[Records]

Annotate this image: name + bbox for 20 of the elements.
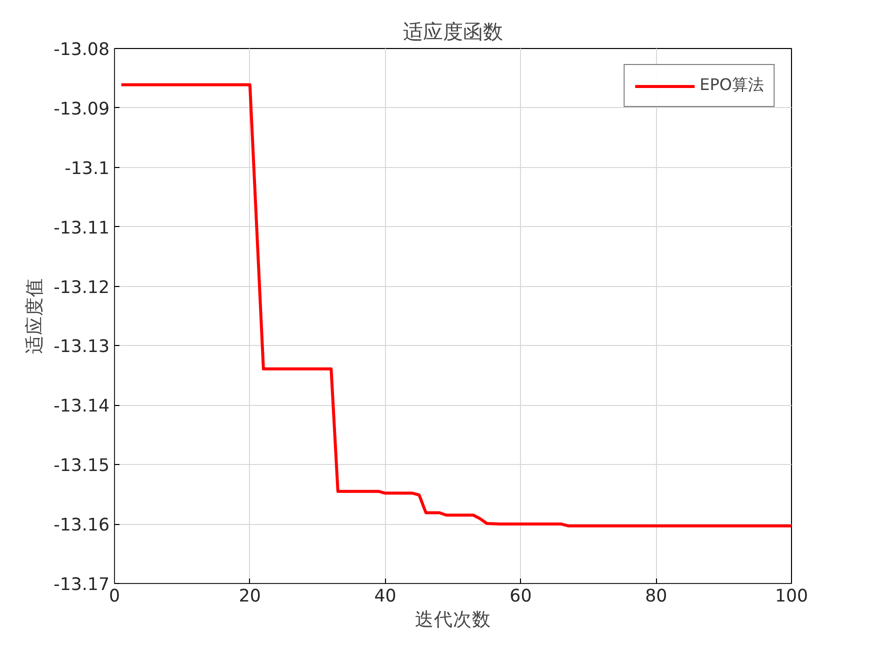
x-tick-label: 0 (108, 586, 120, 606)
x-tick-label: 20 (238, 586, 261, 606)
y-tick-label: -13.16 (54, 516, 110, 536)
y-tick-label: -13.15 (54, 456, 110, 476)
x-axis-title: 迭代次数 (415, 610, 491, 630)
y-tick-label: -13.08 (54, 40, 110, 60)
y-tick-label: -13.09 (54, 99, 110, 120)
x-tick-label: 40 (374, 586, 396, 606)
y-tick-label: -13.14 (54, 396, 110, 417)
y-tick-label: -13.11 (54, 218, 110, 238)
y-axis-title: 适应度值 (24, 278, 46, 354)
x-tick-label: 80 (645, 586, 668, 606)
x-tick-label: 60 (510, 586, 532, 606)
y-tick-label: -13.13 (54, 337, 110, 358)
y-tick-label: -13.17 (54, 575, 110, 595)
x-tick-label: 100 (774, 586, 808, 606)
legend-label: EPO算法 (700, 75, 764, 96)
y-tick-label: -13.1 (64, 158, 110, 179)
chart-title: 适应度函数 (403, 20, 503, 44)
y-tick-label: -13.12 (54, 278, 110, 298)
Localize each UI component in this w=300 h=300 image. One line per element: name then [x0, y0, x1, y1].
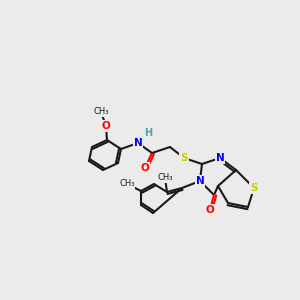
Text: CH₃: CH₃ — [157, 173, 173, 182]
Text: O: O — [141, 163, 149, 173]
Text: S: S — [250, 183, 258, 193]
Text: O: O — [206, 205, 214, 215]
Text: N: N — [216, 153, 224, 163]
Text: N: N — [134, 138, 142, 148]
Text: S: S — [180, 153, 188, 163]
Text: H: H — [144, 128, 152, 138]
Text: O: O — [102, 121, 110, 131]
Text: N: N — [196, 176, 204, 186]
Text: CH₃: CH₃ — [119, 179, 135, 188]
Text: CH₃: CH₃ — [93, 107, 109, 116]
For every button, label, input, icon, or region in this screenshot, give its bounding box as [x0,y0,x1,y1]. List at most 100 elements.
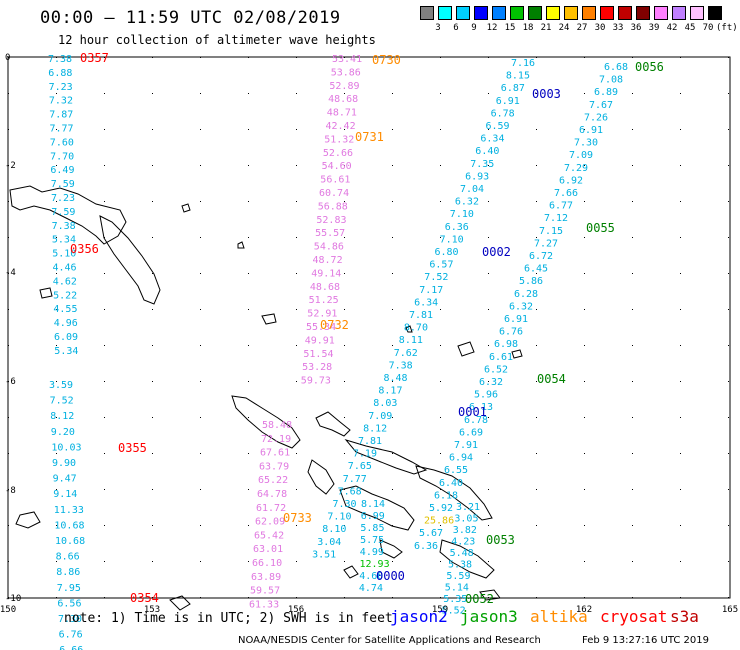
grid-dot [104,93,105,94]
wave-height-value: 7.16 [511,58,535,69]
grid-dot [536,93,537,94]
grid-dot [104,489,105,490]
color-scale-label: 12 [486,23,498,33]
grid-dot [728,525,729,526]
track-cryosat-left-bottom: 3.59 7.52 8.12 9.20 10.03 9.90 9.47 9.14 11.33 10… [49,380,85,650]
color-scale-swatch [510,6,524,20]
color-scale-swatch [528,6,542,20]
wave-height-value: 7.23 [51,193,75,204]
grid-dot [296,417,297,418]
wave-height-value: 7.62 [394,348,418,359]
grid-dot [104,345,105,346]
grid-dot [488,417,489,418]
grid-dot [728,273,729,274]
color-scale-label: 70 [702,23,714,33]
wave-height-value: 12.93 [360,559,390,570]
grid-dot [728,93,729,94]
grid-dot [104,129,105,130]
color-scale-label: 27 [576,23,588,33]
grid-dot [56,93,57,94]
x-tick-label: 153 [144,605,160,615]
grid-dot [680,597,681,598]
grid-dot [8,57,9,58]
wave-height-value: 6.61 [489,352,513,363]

• **WHAT THIS TASK INVOLVES**
Reproduce every item above word for word, in the same order, leaving out the picture placeholders.

• **TASK RESPONSE**
Annotate this image: name + bbox for 20 of the elements.
x-tick-label: 0 (108, 586, 120, 606)
x-tick-label: 20 (238, 586, 261, 606)
y-tick-label: -13.16 (54, 516, 110, 536)
y-tick-label: -13.15 (54, 456, 110, 476)
x-axis-title: 迭代次数 (415, 610, 491, 630)
y-tick-label: -13.08 (54, 40, 110, 60)
y-tick-label: -13.09 (54, 99, 110, 120)
x-tick-label: 40 (374, 586, 396, 606)
y-tick-label: -13.14 (54, 396, 110, 417)
y-tick-label: -13.11 (54, 218, 110, 238)
y-axis-title: 适应度值 (24, 278, 46, 354)
x-tick-label: 80 (645, 586, 668, 606)
x-tick-label: 60 (510, 586, 532, 606)
y-tick-label: -13.13 (54, 337, 110, 358)
y-tick-label: -13.17 (54, 575, 110, 595)
x-tick-label: 100 (774, 586, 808, 606)
legend-label: EPO算法 (700, 75, 764, 96)
y-tick-label: -13.1 (64, 158, 110, 179)
chart-title: 适应度函数 (403, 20, 503, 44)
y-tick-label: -13.12 (54, 278, 110, 298)
Localize each UI component in this w=300 h=300 image. One line per element: name then [x0, y0, x1, y1].
Text: CH₃: CH₃ — [157, 173, 173, 182]
Text: O: O — [141, 163, 149, 173]
Text: S: S — [250, 183, 258, 193]
Text: O: O — [206, 205, 214, 215]
Text: N: N — [216, 153, 224, 163]
Text: N: N — [134, 138, 142, 148]
Text: S: S — [180, 153, 188, 163]
Text: H: H — [144, 128, 152, 138]
Text: O: O — [102, 121, 110, 131]
Text: N: N — [196, 176, 204, 186]
Text: CH₃: CH₃ — [119, 179, 135, 188]
Text: CH₃: CH₃ — [93, 107, 109, 116]
For every button, label, input, icon, or region in this screenshot, give its bounding box as [x0,y0,x1,y1]. List at most 100 elements.
grid-dot [104,93,105,94]
wave-height-value: 7.16 [511,58,535,69]
grid-dot [536,93,537,94]
grid-dot [104,489,105,490]
color-scale-label: 12 [486,23,498,33]
grid-dot [728,525,729,526]
track-cryosat-left-bottom: 3.59 7.52 8.12 9.20 10.03 9.90 9.47 9.14 11.33 10… [49,380,85,650]
color-scale-swatch [510,6,524,20]
color-scale-swatch [528,6,542,20]
wave-height-value: 7.23 [51,193,75,204]
grid-dot [296,417,297,418]
wave-height-value: 7.62 [394,348,418,359]
grid-dot [104,345,105,346]
grid-dot [488,417,489,418]
grid-dot [728,273,729,274]
color-scale-label: 70 [702,23,714,33]
wave-height-value: 12.93 [360,559,390,570]
grid-dot [728,93,729,94]
grid-dot [104,129,105,130]
color-scale-label: 27 [576,23,588,33]
grid-dot [56,93,57,94]
x-tick-label: 153 [144,605,160,615]
grid-dot [680,597,681,598]
grid-dot [8,57,9,58]
wave-height-value: 6.61 [489,352,513,363]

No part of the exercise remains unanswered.